_What you should do_
Every line of the data that contains the string "spectrogram" must be copied.

_Exercise materials_
────────────────
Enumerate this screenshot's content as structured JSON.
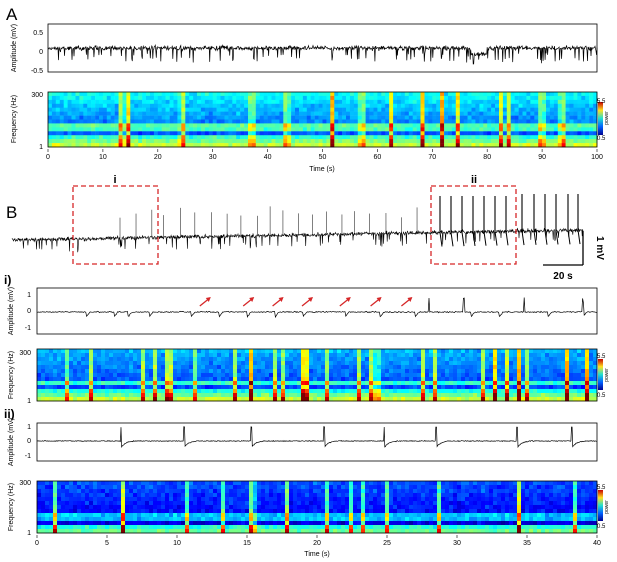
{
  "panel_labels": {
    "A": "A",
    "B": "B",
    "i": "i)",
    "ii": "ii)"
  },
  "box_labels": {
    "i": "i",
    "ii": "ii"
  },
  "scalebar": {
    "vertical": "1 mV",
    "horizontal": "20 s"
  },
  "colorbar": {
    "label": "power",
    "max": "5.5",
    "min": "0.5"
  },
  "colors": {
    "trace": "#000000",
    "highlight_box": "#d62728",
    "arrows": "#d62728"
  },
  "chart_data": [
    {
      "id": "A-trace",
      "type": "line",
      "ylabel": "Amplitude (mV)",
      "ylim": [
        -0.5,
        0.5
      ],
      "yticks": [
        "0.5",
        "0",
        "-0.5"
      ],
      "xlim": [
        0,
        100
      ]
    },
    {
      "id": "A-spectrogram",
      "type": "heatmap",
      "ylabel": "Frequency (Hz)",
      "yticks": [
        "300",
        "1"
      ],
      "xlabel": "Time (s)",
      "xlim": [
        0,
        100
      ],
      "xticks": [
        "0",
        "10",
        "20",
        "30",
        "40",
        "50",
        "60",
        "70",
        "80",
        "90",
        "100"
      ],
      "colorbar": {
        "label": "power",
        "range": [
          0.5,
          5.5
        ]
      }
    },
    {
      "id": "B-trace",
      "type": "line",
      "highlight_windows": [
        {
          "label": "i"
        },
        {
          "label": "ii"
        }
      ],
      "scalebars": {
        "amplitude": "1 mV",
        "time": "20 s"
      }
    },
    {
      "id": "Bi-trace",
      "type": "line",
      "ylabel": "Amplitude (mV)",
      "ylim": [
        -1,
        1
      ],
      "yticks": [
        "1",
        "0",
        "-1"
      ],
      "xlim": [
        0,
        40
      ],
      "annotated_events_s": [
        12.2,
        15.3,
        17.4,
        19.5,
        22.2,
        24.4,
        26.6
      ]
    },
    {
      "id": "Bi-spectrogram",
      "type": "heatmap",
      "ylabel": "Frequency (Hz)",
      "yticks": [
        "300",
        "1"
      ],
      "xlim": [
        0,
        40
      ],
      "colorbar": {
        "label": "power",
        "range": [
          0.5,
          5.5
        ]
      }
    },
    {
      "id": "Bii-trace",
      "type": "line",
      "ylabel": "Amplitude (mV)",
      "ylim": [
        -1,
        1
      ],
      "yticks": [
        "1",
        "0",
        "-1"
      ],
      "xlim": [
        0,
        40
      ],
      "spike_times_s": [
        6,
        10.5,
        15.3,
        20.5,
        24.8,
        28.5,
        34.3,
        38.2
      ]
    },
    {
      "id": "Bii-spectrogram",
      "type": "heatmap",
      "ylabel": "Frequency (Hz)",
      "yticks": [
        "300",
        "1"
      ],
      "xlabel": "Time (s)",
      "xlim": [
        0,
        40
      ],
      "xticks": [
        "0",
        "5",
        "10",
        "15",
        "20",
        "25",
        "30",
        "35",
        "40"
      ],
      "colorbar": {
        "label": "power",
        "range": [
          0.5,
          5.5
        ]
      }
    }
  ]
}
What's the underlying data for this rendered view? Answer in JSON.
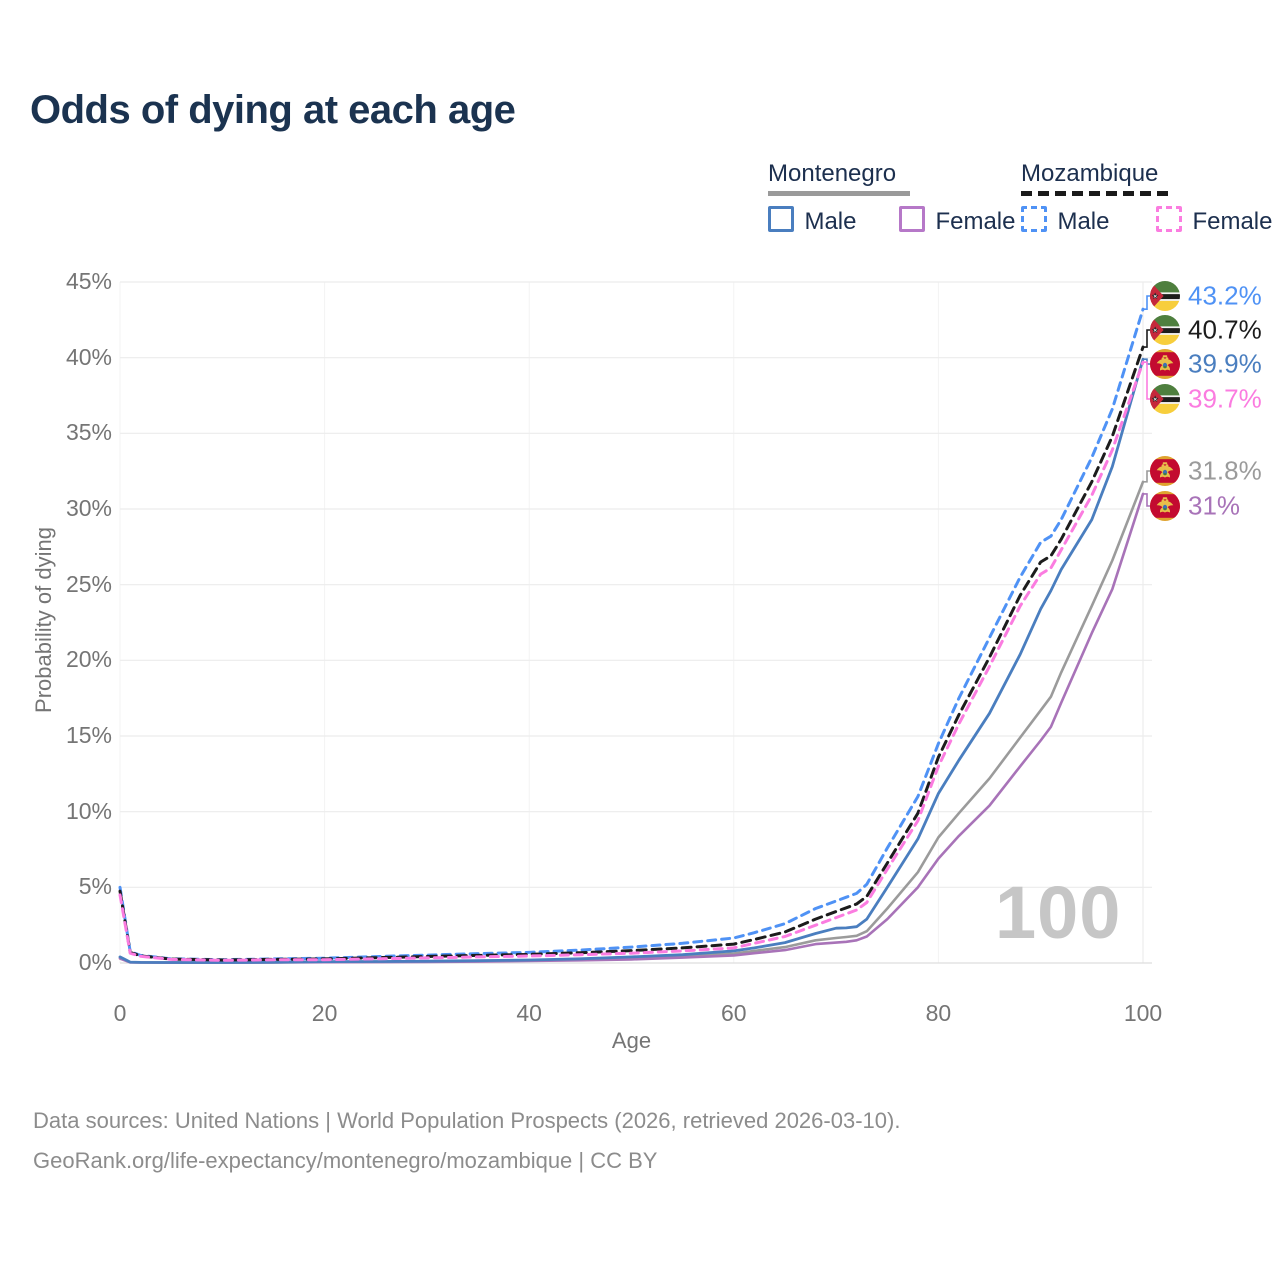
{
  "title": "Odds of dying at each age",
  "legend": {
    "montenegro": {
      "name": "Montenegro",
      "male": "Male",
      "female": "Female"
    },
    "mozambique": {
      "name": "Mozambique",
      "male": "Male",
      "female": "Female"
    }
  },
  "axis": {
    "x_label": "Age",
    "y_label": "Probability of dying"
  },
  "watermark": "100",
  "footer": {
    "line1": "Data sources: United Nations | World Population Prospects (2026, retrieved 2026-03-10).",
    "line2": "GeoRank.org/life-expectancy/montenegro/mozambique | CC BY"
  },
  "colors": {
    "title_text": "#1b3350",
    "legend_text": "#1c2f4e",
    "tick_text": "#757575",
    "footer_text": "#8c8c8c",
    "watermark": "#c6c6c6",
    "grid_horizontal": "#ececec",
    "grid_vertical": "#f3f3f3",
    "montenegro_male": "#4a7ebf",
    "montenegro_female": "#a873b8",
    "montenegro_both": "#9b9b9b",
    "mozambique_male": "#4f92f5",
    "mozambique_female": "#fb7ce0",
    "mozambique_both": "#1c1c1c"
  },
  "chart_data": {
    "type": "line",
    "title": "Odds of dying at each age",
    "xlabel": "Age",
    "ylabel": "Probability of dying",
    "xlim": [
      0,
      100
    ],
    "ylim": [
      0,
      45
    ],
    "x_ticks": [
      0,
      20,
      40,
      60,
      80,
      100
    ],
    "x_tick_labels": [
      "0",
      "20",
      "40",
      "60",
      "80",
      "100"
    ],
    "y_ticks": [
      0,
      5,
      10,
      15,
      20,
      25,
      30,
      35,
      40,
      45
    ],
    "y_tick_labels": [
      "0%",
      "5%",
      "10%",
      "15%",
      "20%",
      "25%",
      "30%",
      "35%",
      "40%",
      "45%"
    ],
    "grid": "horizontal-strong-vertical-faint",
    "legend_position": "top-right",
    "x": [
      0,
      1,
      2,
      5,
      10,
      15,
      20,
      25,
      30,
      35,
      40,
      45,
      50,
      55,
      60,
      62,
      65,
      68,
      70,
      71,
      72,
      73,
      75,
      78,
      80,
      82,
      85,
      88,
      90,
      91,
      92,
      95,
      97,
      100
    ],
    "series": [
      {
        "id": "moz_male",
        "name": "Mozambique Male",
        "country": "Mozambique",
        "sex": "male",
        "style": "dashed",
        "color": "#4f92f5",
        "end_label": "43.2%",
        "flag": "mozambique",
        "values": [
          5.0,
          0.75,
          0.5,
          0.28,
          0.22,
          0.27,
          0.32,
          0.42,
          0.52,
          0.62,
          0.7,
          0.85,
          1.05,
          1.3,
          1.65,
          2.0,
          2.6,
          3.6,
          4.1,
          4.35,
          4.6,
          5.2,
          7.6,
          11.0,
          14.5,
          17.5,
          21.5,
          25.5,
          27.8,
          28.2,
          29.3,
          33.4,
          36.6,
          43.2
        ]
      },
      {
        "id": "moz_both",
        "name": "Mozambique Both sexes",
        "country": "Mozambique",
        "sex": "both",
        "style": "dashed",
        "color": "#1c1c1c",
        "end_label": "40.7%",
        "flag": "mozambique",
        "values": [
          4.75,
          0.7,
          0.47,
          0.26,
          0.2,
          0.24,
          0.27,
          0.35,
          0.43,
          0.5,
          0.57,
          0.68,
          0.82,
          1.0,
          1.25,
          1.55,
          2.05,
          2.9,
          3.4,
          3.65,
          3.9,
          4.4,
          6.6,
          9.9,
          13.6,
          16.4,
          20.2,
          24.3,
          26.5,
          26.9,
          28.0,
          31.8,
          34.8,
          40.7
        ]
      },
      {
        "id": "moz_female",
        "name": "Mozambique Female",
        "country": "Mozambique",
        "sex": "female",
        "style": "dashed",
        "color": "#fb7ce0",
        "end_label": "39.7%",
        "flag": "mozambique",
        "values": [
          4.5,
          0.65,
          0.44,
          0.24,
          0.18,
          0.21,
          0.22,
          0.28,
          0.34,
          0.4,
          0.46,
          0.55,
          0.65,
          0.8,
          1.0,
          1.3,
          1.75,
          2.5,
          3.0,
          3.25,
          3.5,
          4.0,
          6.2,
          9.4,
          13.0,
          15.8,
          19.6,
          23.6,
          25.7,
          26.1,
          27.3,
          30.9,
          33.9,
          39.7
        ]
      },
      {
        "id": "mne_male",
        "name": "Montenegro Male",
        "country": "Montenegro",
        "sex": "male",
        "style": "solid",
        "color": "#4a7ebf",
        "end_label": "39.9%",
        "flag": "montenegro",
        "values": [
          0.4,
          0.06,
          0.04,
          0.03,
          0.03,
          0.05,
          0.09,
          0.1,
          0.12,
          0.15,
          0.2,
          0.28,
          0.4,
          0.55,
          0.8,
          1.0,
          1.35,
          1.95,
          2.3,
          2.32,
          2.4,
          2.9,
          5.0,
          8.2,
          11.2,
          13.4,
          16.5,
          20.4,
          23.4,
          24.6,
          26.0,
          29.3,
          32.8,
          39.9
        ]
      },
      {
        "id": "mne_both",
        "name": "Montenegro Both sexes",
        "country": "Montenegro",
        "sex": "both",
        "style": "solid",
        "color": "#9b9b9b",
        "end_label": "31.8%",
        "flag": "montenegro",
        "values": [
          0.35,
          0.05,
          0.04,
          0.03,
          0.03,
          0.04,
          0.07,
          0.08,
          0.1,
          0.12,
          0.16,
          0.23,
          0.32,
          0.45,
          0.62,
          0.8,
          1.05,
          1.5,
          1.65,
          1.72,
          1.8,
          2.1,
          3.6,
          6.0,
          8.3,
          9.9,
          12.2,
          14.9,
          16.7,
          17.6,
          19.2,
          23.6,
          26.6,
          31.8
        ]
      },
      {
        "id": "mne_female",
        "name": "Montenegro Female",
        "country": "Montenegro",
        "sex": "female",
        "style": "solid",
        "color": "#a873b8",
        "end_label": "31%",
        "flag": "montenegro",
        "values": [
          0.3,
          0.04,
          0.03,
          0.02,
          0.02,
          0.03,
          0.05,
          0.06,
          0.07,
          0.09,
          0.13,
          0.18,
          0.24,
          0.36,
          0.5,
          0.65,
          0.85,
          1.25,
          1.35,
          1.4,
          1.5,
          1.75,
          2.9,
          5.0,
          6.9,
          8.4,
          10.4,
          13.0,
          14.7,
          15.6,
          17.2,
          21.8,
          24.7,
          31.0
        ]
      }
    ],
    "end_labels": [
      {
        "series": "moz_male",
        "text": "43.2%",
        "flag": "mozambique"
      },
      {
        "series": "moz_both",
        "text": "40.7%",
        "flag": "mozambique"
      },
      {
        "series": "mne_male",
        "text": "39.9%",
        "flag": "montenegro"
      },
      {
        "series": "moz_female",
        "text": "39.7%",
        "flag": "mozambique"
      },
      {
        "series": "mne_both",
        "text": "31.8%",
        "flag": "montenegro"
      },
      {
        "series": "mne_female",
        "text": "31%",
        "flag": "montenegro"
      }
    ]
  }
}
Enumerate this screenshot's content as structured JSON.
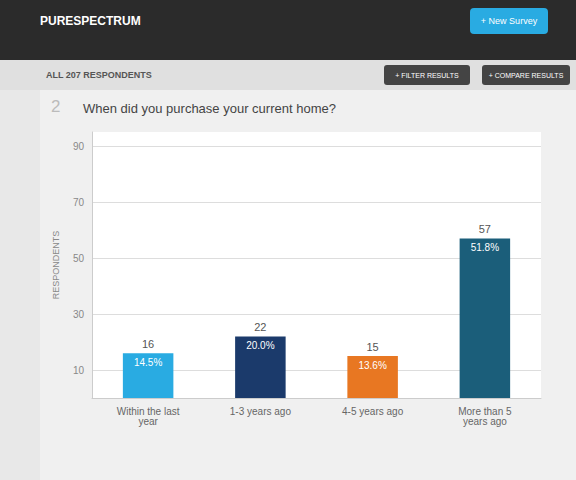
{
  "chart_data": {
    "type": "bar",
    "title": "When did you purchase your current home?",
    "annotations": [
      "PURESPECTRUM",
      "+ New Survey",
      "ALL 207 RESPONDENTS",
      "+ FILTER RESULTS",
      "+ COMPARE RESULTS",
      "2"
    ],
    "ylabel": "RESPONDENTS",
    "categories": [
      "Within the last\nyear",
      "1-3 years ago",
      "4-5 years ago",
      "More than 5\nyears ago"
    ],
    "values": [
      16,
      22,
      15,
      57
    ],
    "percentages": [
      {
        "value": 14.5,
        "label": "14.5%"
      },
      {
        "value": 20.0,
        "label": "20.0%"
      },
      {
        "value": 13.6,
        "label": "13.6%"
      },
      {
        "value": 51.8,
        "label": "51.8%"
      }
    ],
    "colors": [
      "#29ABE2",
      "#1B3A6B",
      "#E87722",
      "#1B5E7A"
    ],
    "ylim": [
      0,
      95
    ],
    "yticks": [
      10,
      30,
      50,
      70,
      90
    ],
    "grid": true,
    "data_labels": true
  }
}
────────────────
_Solved exercise_
      "id": "A-spectrogram",
      "id": "Bi-spectrogram",
      "id": "Bii-spectrogram",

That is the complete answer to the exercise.